> Parts of the exercise:
(a) Transcribe the text on OPEX savings from "Pipol has just" up to and including "it-costs (OPEX savings)".
(b) List each feature the text on OPEX savings gives to describe how Pipol works and carries out its projects.

> Text passage:
>>>

10 tips to realize huge OPEX savings
Some time ago one of our clients decided to harmonize and streamline their entire infrastructure and application landscape. The OPEX savings were mind-blowing. By this initiative they achieved 42% in it cost savings over three years and increased operational efficiency with 25%.
Pipol has just taken a similar step into moving all our applications to the cloud, and we expect similar incremental gains. We are working in a very collaborative way with a high degree of specialization and our projects always require a high degree of teamwork with participation from all over the world. It makes total sense.
Of course, we are all interested in saving costs that are not contributing positively to the business. Based on the actual work done, we made a list of the significant IT OPEX savings points we found. We initially thought we were doing well – but jeez our assessment proved we could do so much better.
Try it – we can almost guarantee that you are quite high on IT spendings if you are on a traditional IT platform.
10 practical tips to minimize it-costs (OPEX savings)

<<<

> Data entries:

>>>

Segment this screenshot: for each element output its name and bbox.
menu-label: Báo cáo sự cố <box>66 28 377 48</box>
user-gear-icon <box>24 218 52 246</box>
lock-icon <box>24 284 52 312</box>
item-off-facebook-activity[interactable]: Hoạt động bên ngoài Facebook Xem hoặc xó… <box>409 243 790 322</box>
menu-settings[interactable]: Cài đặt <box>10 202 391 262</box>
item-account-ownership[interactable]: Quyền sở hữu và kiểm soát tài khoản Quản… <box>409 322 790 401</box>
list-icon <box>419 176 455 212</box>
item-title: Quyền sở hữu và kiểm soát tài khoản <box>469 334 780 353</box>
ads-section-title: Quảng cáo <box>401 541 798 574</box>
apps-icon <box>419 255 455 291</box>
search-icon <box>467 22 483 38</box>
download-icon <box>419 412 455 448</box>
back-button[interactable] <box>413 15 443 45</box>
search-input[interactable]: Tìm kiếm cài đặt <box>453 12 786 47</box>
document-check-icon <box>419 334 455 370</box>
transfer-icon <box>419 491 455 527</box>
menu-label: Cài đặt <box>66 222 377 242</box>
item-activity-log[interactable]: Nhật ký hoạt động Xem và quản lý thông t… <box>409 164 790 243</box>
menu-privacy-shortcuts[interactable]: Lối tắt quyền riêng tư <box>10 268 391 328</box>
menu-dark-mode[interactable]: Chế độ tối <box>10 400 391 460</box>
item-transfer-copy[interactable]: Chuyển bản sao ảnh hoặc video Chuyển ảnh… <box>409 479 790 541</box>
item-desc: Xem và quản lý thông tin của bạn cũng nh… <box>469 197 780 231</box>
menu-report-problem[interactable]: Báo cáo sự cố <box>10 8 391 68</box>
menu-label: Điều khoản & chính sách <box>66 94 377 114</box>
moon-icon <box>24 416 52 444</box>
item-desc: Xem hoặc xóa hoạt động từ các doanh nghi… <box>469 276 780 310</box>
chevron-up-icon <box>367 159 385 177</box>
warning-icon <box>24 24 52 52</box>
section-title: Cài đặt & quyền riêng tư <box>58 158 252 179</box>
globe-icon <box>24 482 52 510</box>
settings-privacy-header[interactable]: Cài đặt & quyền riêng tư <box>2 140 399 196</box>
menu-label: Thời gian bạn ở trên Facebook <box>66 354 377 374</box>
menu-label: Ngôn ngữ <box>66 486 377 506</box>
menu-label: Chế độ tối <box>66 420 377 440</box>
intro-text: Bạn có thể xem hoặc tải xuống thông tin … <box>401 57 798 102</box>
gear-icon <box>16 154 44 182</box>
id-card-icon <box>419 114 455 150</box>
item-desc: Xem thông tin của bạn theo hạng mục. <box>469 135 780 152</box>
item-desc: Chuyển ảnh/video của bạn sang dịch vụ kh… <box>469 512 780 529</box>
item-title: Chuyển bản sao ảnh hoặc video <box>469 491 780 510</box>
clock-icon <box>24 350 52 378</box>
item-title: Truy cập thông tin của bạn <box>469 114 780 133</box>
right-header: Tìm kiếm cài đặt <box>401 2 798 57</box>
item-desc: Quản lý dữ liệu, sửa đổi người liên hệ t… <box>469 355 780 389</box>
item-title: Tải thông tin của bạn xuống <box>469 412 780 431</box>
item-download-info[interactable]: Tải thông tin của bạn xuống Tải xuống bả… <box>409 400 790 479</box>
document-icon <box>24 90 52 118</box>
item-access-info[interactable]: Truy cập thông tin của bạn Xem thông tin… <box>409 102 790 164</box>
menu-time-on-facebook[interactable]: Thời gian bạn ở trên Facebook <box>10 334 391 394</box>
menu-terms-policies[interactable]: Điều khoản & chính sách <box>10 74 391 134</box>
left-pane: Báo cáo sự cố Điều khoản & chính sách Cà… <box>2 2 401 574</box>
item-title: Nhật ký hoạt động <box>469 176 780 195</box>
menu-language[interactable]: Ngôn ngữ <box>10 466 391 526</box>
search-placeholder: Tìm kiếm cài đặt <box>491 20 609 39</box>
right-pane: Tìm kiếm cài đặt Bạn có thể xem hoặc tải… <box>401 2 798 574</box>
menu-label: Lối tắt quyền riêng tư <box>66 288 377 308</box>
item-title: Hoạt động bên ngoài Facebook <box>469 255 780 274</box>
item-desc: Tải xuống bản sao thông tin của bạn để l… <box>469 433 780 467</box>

<<<

> Task answers:
(a)
Pipol has just taken a similar step into moving all our applications to the cloud, and we expect similar incremental gains. We are working in a very collaborative way with a high degree of specialization and our projects always require a high degree of teamwork with participation from all over the world. It makes total sense.
Of course, we are all interested in saving costs that are not contributing positively to the business. Based on the actual work done, we made a list of the significant IT OPEX savings points we found. We initially thought we were doing well – but jeez our assessment proved we could do so much better.
Try it – we can almost guarantee that you are quite high on IT spendings if you are on a traditional IT platform.
10 practical tips to minimize it-costs (OPEX savings)

(b)
- Pipol works in a very collaborative way.
- It works with a high degree of specialization.
- Its projects always require a high degree of teamwork.
- Its projects involve participation from all over the world.